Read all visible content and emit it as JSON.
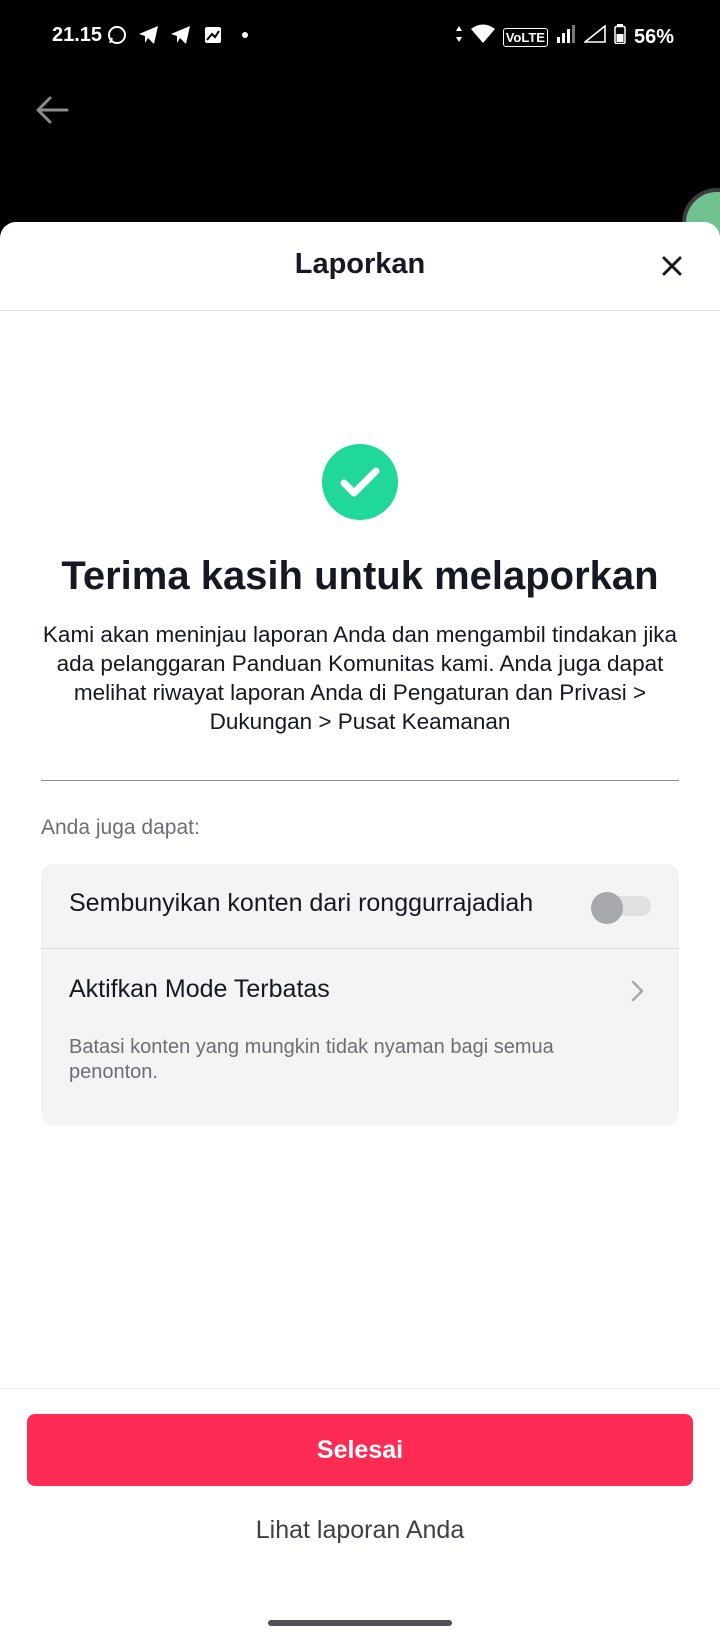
{
  "status_bar": {
    "time": "21.15",
    "network_badge": "VoLTE",
    "battery_percent": "56%",
    "icons": [
      "whatsapp-icon",
      "telegram-icon",
      "telegram-icon",
      "gallery-icon",
      "dot-icon",
      "data-arrows-icon",
      "wifi-icon",
      "signal-icon",
      "signal-empty-icon",
      "battery-icon"
    ]
  },
  "sheet": {
    "title": "Laporkan",
    "heading": "Terima kasih untuk melaporkan",
    "description": "Kami akan meninjau laporan Anda dan mengambil tindakan jika ada pelanggaran Panduan Komunitas kami. Anda juga dapat melihat riwayat laporan Anda di Pengaturan dan Privasi > Dukungan > Pusat Keamanan",
    "options_label": "Anda juga dapat:",
    "options": {
      "hide_content": {
        "label": "Sembunyikan konten dari ronggurrajadiah",
        "toggle_on": false
      },
      "restricted_mode": {
        "title": "Aktifkan Mode Terbatas",
        "description": "Batasi konten yang mungkin tidak nyaman bagi semua penonton."
      }
    },
    "done_button": "Selesai",
    "view_reports_link": "Lihat laporan Anda"
  },
  "colors": {
    "accent": "#fe2c55",
    "success": "#1fd89a",
    "card_bg": "#f4f4f5"
  }
}
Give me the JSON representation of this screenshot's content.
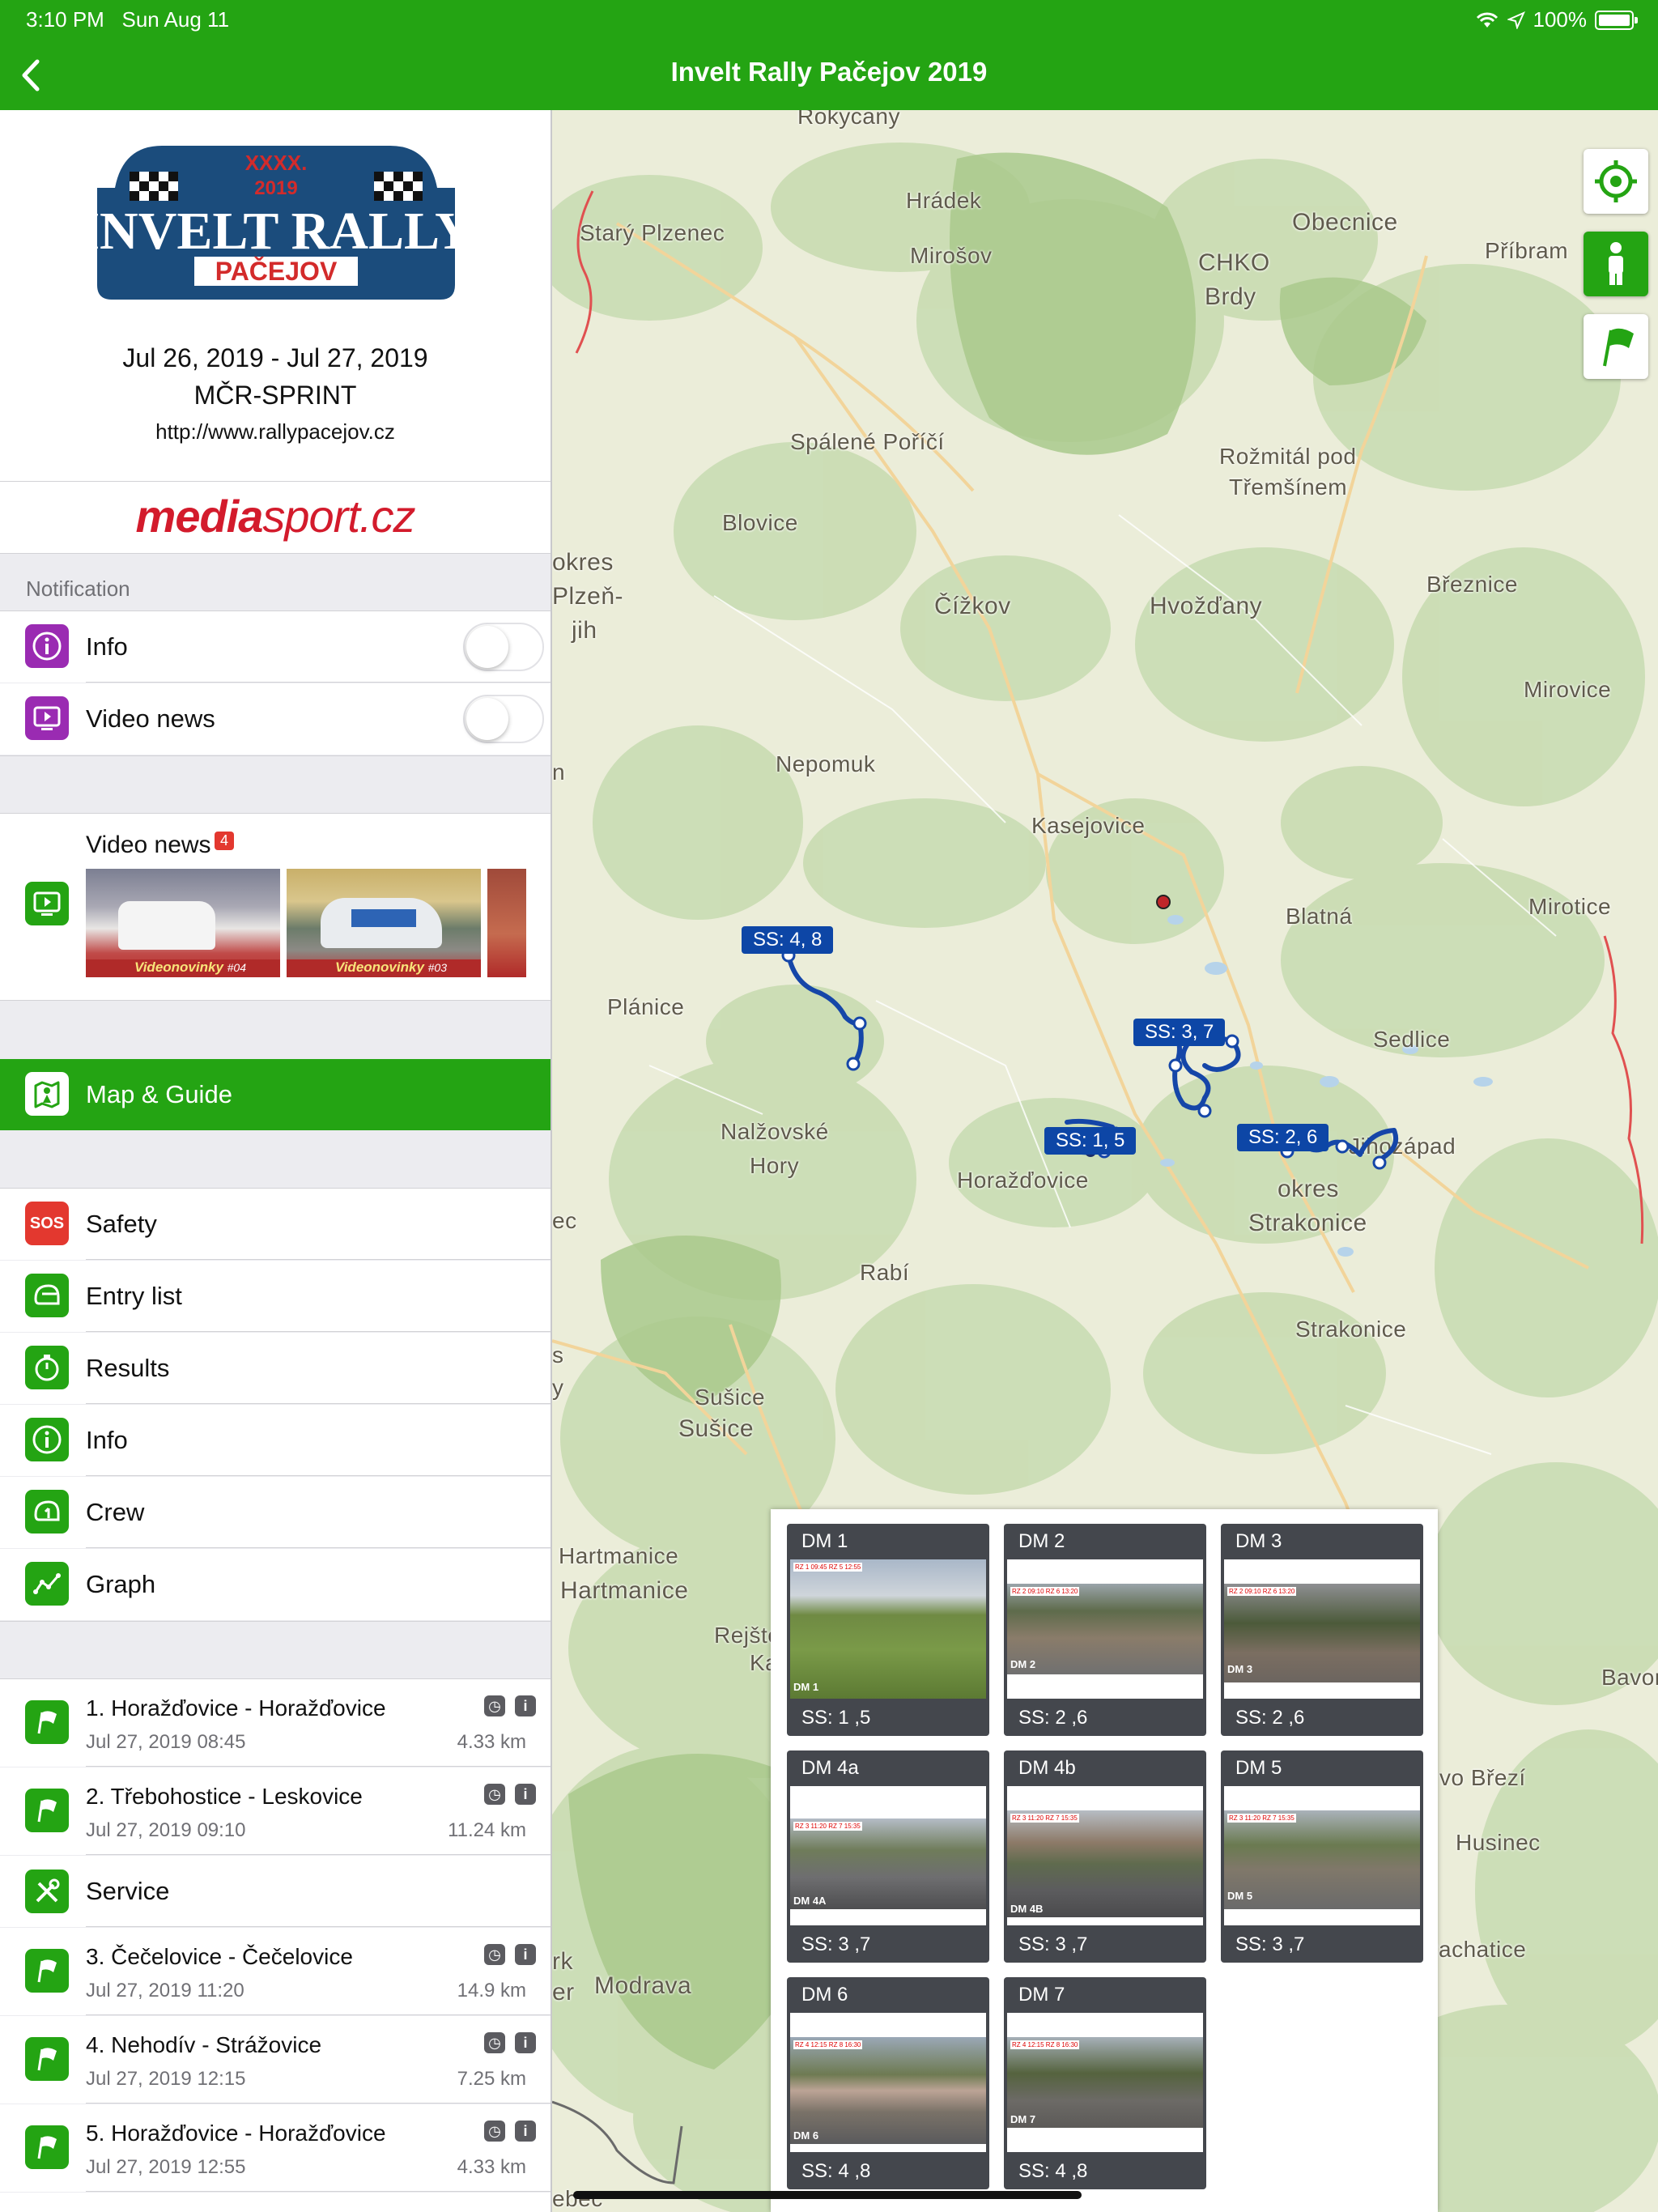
{
  "status": {
    "time": "3:10 PM",
    "date": "Sun Aug 11",
    "battery": "100%"
  },
  "nav": {
    "title": "Invelt Rally Pačejov 2019"
  },
  "event": {
    "logo_text": {
      "top": "XXXX.",
      "year": "2019",
      "main": "INVELT RALLY",
      "sub": "PAČEJOV"
    },
    "dates": "Jul 26, 2019 - Jul 27, 2019",
    "series": "MČR-SPRINT",
    "url": "http://www.rallypacejov.cz",
    "sponsor_a": "media",
    "sponsor_b": "sport.cz"
  },
  "notification": {
    "section": "Notification",
    "items": [
      {
        "label": "Info",
        "icon": "info-icon",
        "on": false
      },
      {
        "label": "Video news",
        "icon": "video-icon",
        "on": false
      }
    ]
  },
  "video_news": {
    "label": "Video news",
    "badge": "4",
    "thumbs": [
      {
        "caption": "Videonovinky",
        "num": "#04"
      },
      {
        "caption": "Videonovinky",
        "num": "#03"
      }
    ]
  },
  "menu": {
    "active": {
      "label": "Map & Guide",
      "icon": "map-guide-icon"
    },
    "items": [
      {
        "label": "Safety",
        "icon": "sos-icon",
        "icon_text": "SOS"
      },
      {
        "label": "Entry list",
        "icon": "helmet-icon"
      },
      {
        "label": "Results",
        "icon": "stopwatch-icon"
      },
      {
        "label": "Info",
        "icon": "info-icon"
      },
      {
        "label": "Crew",
        "icon": "crew-helmet-icon"
      },
      {
        "label": "Graph",
        "icon": "graph-icon"
      }
    ]
  },
  "stages": [
    {
      "name": "1. Horažďovice  - Horažďovice",
      "date": "Jul 27, 2019 08:45",
      "km": "4.33 km"
    },
    {
      "name": "2. Třebohostice - Leskovice",
      "date": "Jul 27, 2019 09:10",
      "km": "11.24 km"
    },
    {
      "name": "Service",
      "service": true
    },
    {
      "name": "3. Čečelovice - Čečelovice",
      "date": "Jul 27, 2019 11:20",
      "km": "14.9 km"
    },
    {
      "name": "4. Nehodív - Strážovice",
      "date": "Jul 27, 2019 12:15",
      "km": "7.25 km"
    },
    {
      "name": "5. Horažďovice  - Horažďovice",
      "date": "Jul 27, 2019 12:55",
      "km": "4.33 km"
    }
  ],
  "map": {
    "places": [
      "Rokycany",
      "Hrádek",
      "Starý Plzenec",
      "Mirošov",
      "Obecnice",
      "CHKO",
      "Brdy",
      "Příbram",
      "Spálené Poříčí",
      "Rožmitál pod",
      "Třemšínem",
      "Blovice",
      "okres",
      "Plzeň-",
      "jih",
      "Čížkov",
      "Hvožďany",
      "Březnice",
      "Mirovice",
      "Nepomuk",
      "Kasejovice",
      "Mirotice",
      "Blatná",
      "Plánice",
      "Sedlice",
      "Nalžovské",
      "Hory",
      "Horažďovice",
      "Jihozápad",
      "okres",
      "Strakonice",
      "Rabí",
      "Strakonice",
      "Sušice",
      "Sušice",
      "Hartmanice",
      "Hartmanice",
      "Rejštejn",
      "Bavor",
      "vo Březí",
      "Husinec",
      "Prachatice",
      "Modrava",
      "rk",
      "er",
      "n",
      "ebec",
      "ec",
      "s",
      "y",
      "Ka"
    ],
    "ss_labels": [
      "SS: 4, 8",
      "SS: 3, 7",
      "SS: 1, 5",
      "SS: 2, 6"
    ],
    "controls": [
      "crosshair-icon",
      "person-icon",
      "flag-icon"
    ]
  },
  "stage_cards": [
    {
      "title": "DM 1",
      "tag": "DM 1",
      "ss": "SS: 1 ,5",
      "times": "RZ 1  09:45 RZ 5  12:55"
    },
    {
      "title": "DM 2",
      "tag": "DM 2",
      "ss": "SS: 2 ,6",
      "times": "RZ 2  09:10 RZ 6  13:20"
    },
    {
      "title": "DM 3",
      "tag": "DM 3",
      "ss": "SS: 2 ,6",
      "times": "RZ 2  09:10 RZ 6  13:20"
    },
    {
      "title": "DM 4a",
      "tag": "DM 4A",
      "ss": "SS: 3 ,7",
      "times": "RZ 3  11:20 RZ 7  15:35"
    },
    {
      "title": "DM 4b",
      "tag": "DM 4B",
      "ss": "SS: 3 ,7",
      "times": "RZ 3  11:20 RZ 7  15:35"
    },
    {
      "title": "DM 5",
      "tag": "DM 5",
      "ss": "SS: 3 ,7",
      "times": "RZ 3  11:20 RZ 7  15:35"
    },
    {
      "title": "DM 6",
      "tag": "DM 6",
      "ss": "SS: 4 ,8",
      "times": "RZ 4  12:15 RZ 8  16:30"
    },
    {
      "title": "DM 7",
      "tag": "DM 7",
      "ss": "SS: 4 ,8",
      "times": "RZ 4  12:15 RZ 8  16:30"
    }
  ]
}
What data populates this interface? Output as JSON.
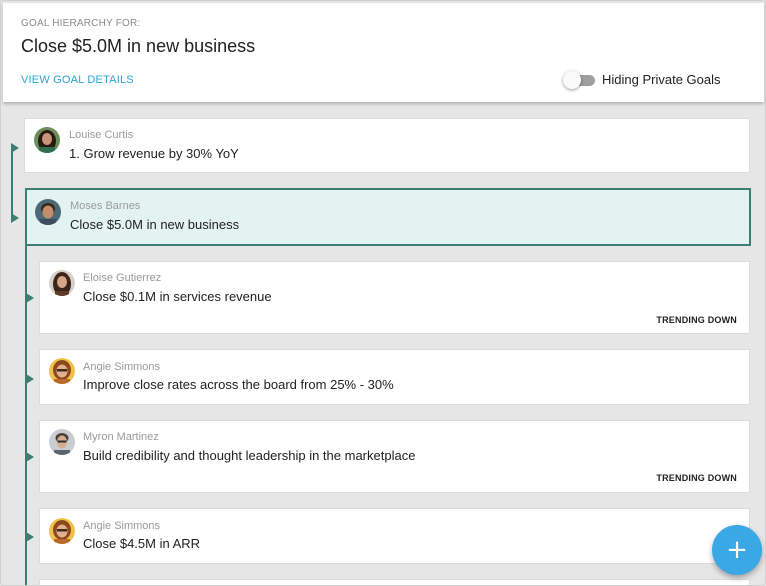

● **DIRECTION**
The pictures should not be reproduced; quote all of the other material exactly.

● **EXERCISE ANSWER**
Read all visible content and emit it as JSON.
{
  "status_bar": {
    "time": "21.15",
    "network_badge": "VoLTE",
    "battery_percent": "56%",
    "icons": [
      "whatsapp-icon",
      "telegram-icon",
      "telegram-icon",
      "gallery-icon",
      "dot-icon",
      "data-arrows-icon",
      "wifi-icon",
      "signal-icon",
      "signal-empty-icon",
      "battery-icon"
    ]
  },
  "sheet": {
    "title": "Laporkan",
    "heading": "Terima kasih untuk melaporkan",
    "description": "Kami akan meninjau laporan Anda dan mengambil tindakan jika ada pelanggaran Panduan Komunitas kami. Anda juga dapat melihat riwayat laporan Anda di Pengaturan dan Privasi > Dukungan > Pusat Keamanan",
    "options_label": "Anda juga dapat:",
    "options": {
      "hide_content": {
        "label": "Sembunyikan konten dari ronggurrajadiah",
        "toggle_on": false
      },
      "restricted_mode": {
        "title": "Aktifkan Mode Terbatas",
        "description": "Batasi konten yang mungkin tidak nyaman bagi semua penonton."
      }
    },
    "done_button": "Selesai",
    "view_reports_link": "Lihat laporan Anda"
  },
  "colors": {
    "accent": "#fe2c55",
    "success": "#1fd89a",
    "card_bg": "#f4f4f5"
  }
}
Give me the JSON representation of this screenshot's content.
{
  "status": {
    "time": "3:10 PM",
    "date": "Sun Aug 11",
    "battery": "100%"
  },
  "nav": {
    "title": "Invelt Rally Pačejov 2019"
  },
  "event": {
    "logo_text": {
      "top": "XXXX.",
      "year": "2019",
      "main": "INVELT RALLY",
      "sub": "PAČEJOV"
    },
    "dates": "Jul 26, 2019 - Jul 27, 2019",
    "series": "MČR-SPRINT",
    "url": "http://www.rallypacejov.cz",
    "sponsor_a": "media",
    "sponsor_b": "sport.cz"
  },
  "notification": {
    "section": "Notification",
    "items": [
      {
        "label": "Info",
        "icon": "info-icon",
        "on": false
      },
      {
        "label": "Video news",
        "icon": "video-icon",
        "on": false
      }
    ]
  },
  "video_news": {
    "label": "Video news",
    "badge": "4",
    "thumbs": [
      {
        "caption": "Videonovinky",
        "num": "#04"
      },
      {
        "caption": "Videonovinky",
        "num": "#03"
      }
    ]
  },
  "menu": {
    "active": {
      "label": "Map & Guide",
      "icon": "map-guide-icon"
    },
    "items": [
      {
        "label": "Safety",
        "icon": "sos-icon",
        "icon_text": "SOS"
      },
      {
        "label": "Entry list",
        "icon": "helmet-icon"
      },
      {
        "label": "Results",
        "icon": "stopwatch-icon"
      },
      {
        "label": "Info",
        "icon": "info-icon"
      },
      {
        "label": "Crew",
        "icon": "crew-helmet-icon"
      },
      {
        "label": "Graph",
        "icon": "graph-icon"
      }
    ]
  },
  "stages": [
    {
      "name": "1. Horažďovice  - Horažďovice",
      "date": "Jul 27, 2019 08:45",
      "km": "4.33 km"
    },
    {
      "name": "2. Třebohostice - Leskovice",
      "date": "Jul 27, 2019 09:10",
      "km": "11.24 km"
    },
    {
      "name": "Service",
      "service": true
    },
    {
      "name": "3. Čečelovice - Čečelovice",
      "date": "Jul 27, 2019 11:20",
      "km": "14.9 km"
    },
    {
      "name": "4. Nehodív - Strážovice",
      "date": "Jul 27, 2019 12:15",
      "km": "7.25 km"
    },
    {
      "name": "5. Horažďovice  - Horažďovice",
      "date": "Jul 27, 2019 12:55",
      "km": "4.33 km"
    }
  ],
  "map": {
    "places": [
      "Rokycany",
      "Hrádek",
      "Starý Plzenec",
      "Mirošov",
      "Obecnice",
      "CHKO",
      "Brdy",
      "Příbram",
      "Spálené Poříčí",
      "Rožmitál pod",
      "Třemšínem",
      "Blovice",
      "okres",
      "Plzeň-",
      "jih",
      "Čížkov",
      "Hvožďany",
      "Březnice",
      "Mirovice",
      "Nepomuk",
      "Kasejovice",
      "Mirotice",
      "Blatná",
      "Plánice",
      "Sedlice",
      "Nalžovské",
      "Hory",
      "Horažďovice",
      "Jihozápad",
      "okres",
      "Strakonice",
      "Rabí",
      "Strakonice",
      "Sušice",
      "Sušice",
      "Hartmanice",
      "Hartmanice",
      "Rejštejn",
      "Bavor",
      "vo Březí",
      "Husinec",
      "Prachatice",
      "Modrava",
      "rk",
      "er",
      "n",
      "ebec",
      "ec",
      "s",
      "y",
      "Ka"
    ],
    "ss_labels": [
      "SS: 4, 8",
      "SS: 3, 7",
      "SS: 1, 5",
      "SS: 2, 6"
    ],
    "controls": [
      "crosshair-icon",
      "person-icon",
      "flag-icon"
    ]
  },
  "stage_cards": [
    {
      "title": "DM 1",
      "tag": "DM 1",
      "ss": "SS: 1 ,5",
      "times": "RZ 1  09:45 RZ 5  12:55"
    },
    {
      "title": "DM 2",
      "tag": "DM 2",
      "ss": "SS: 2 ,6",
      "times": "RZ 2  09:10 RZ 6  13:20"
    },
    {
      "title": "DM 3",
      "tag": "DM 3",
      "ss": "SS: 2 ,6",
      "times": "RZ 2  09:10 RZ 6  13:20"
    },
    {
      "title": "DM 4a",
      "tag": "DM 4A",
      "ss": "SS: 3 ,7",
      "times": "RZ 3  11:20 RZ 7  15:35"
    },
    {
      "title": "DM 4b",
      "tag": "DM 4B",
      "ss": "SS: 3 ,7",
      "times": "RZ 3  11:20 RZ 7  15:35"
    },
    {
      "title": "DM 5",
      "tag": "DM 5",
      "ss": "SS: 3 ,7",
      "times": "RZ 3  11:20 RZ 7  15:35"
    },
    {
      "title": "DM 6",
      "tag": "DM 6",
      "ss": "SS: 4 ,8",
      "times": "RZ 4  12:15 RZ 8  16:30"
    },
    {
      "title": "DM 7",
      "tag": "DM 7",
      "ss": "SS: 4 ,8",
      "times": "RZ 4  12:15 RZ 8  16:30"
    }
  ]
}
What data populates this interface? Output as JSON.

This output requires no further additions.